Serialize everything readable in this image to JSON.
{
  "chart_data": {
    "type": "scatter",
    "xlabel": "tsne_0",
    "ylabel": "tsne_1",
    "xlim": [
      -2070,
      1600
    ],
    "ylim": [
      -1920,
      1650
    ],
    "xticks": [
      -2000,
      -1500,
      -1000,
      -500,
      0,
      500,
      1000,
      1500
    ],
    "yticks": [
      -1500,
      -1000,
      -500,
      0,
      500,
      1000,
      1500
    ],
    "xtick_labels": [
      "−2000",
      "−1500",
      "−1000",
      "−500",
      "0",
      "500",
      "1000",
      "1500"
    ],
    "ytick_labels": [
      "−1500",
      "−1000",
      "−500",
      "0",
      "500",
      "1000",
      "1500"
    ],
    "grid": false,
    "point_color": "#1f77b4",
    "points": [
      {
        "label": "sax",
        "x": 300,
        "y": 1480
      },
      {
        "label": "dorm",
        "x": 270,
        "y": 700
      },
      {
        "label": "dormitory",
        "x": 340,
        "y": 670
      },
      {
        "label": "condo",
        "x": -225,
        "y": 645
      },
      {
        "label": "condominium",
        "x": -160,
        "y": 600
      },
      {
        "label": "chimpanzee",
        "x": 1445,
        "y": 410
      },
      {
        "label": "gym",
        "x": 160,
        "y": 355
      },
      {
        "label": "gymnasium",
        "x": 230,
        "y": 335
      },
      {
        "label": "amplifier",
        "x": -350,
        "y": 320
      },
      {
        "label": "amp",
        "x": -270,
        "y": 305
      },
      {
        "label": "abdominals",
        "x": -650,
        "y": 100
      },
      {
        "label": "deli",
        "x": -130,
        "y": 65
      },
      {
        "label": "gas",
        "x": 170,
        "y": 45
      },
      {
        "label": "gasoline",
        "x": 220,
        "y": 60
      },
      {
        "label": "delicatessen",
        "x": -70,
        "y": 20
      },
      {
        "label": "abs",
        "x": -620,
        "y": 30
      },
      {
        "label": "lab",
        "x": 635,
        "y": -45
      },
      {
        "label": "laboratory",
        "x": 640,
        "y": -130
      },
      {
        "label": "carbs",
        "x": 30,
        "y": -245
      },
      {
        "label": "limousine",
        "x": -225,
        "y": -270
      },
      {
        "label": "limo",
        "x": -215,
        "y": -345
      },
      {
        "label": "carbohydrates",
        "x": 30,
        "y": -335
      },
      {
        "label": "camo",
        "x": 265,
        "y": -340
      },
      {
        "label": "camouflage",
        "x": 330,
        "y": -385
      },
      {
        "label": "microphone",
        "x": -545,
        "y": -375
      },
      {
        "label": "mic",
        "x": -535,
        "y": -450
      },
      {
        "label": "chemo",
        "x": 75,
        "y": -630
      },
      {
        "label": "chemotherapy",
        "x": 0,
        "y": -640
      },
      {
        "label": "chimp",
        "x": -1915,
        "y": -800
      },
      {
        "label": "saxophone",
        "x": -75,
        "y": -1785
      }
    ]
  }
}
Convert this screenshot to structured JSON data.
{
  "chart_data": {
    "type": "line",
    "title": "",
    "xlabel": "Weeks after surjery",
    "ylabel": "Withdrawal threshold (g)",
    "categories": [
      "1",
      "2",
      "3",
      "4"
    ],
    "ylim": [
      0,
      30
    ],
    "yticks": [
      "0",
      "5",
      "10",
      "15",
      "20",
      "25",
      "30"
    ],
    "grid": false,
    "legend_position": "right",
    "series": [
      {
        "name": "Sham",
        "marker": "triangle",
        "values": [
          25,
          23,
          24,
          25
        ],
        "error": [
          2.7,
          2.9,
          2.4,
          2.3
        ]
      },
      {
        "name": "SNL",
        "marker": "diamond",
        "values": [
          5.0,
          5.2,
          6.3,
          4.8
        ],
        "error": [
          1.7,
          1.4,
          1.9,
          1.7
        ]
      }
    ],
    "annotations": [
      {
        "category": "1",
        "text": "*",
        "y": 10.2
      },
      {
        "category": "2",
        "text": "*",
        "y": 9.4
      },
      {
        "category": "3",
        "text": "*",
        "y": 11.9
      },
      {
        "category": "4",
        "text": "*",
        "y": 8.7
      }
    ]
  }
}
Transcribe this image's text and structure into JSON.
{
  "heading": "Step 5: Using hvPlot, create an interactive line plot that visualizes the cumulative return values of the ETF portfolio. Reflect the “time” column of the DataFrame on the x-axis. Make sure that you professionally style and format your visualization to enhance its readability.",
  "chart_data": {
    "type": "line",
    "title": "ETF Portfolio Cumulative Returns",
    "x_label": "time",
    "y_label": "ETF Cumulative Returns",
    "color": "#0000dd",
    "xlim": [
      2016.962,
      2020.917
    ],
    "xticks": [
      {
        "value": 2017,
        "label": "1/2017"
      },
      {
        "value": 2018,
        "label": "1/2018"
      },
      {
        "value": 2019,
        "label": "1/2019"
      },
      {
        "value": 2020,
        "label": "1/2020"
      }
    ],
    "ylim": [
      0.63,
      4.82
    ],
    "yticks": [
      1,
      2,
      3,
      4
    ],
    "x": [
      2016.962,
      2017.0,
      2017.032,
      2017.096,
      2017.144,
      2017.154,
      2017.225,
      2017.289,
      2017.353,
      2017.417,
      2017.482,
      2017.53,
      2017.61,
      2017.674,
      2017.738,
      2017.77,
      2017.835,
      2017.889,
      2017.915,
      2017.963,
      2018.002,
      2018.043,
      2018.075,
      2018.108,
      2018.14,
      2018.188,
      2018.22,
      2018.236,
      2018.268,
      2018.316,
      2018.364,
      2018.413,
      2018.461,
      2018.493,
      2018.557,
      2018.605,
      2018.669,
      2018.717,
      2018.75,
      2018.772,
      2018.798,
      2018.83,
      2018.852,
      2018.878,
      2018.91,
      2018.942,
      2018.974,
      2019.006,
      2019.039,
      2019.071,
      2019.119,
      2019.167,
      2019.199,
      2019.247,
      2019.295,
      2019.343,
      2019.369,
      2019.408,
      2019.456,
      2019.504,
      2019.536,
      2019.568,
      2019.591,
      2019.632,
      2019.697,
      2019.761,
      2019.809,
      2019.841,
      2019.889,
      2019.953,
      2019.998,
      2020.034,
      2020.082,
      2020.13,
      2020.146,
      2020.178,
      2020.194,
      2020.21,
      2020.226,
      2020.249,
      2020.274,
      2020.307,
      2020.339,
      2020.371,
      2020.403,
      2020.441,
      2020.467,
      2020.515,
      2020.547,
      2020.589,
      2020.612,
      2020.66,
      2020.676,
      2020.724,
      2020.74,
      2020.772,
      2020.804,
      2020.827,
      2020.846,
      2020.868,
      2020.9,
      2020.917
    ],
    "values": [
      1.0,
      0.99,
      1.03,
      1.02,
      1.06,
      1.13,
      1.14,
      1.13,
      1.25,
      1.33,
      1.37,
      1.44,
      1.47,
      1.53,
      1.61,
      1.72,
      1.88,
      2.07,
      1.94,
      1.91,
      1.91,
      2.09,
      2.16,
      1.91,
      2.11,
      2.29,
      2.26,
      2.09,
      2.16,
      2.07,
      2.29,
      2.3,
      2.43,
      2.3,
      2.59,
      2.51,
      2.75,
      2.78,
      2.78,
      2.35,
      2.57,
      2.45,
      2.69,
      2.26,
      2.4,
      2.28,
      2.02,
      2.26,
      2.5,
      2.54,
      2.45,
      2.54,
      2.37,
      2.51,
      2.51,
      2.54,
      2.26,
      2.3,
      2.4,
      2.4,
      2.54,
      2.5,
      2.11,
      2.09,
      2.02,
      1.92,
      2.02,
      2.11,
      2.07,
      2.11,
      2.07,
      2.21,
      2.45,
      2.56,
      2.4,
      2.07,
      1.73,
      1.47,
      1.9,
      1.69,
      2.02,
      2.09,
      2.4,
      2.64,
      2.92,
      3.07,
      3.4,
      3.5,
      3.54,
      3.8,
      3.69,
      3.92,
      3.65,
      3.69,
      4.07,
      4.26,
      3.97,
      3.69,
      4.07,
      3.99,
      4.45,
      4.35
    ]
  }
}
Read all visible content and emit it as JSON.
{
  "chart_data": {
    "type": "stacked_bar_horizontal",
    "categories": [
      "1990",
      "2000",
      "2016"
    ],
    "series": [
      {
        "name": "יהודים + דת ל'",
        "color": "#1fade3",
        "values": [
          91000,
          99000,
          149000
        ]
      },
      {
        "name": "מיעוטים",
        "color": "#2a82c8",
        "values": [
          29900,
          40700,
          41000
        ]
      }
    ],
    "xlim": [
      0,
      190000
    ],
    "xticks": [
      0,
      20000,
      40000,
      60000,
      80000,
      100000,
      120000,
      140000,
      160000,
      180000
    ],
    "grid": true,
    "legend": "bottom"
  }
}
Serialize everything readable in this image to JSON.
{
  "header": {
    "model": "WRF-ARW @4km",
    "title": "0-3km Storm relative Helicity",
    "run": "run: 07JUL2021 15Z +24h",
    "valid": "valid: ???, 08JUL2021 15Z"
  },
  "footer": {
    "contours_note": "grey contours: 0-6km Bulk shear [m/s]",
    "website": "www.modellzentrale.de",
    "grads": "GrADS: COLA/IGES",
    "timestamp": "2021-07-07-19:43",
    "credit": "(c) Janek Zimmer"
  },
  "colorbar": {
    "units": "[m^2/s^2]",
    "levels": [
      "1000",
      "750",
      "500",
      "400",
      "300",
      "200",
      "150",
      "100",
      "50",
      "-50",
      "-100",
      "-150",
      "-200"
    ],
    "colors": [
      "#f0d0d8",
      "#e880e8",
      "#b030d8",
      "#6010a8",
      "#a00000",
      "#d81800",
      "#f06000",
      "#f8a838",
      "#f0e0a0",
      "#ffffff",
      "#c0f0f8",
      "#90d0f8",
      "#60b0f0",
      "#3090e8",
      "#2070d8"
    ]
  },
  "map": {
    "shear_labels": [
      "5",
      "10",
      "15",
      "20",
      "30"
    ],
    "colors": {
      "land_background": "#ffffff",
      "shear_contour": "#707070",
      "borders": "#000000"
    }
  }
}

→ **Description of the task**
Copy each line of the records above that carries the word "type".

→ **Reply to the exercise**
    "type": "scatter",
    "type": "line",
    "type": "line",
    "type": "stacked_bar_horizontal",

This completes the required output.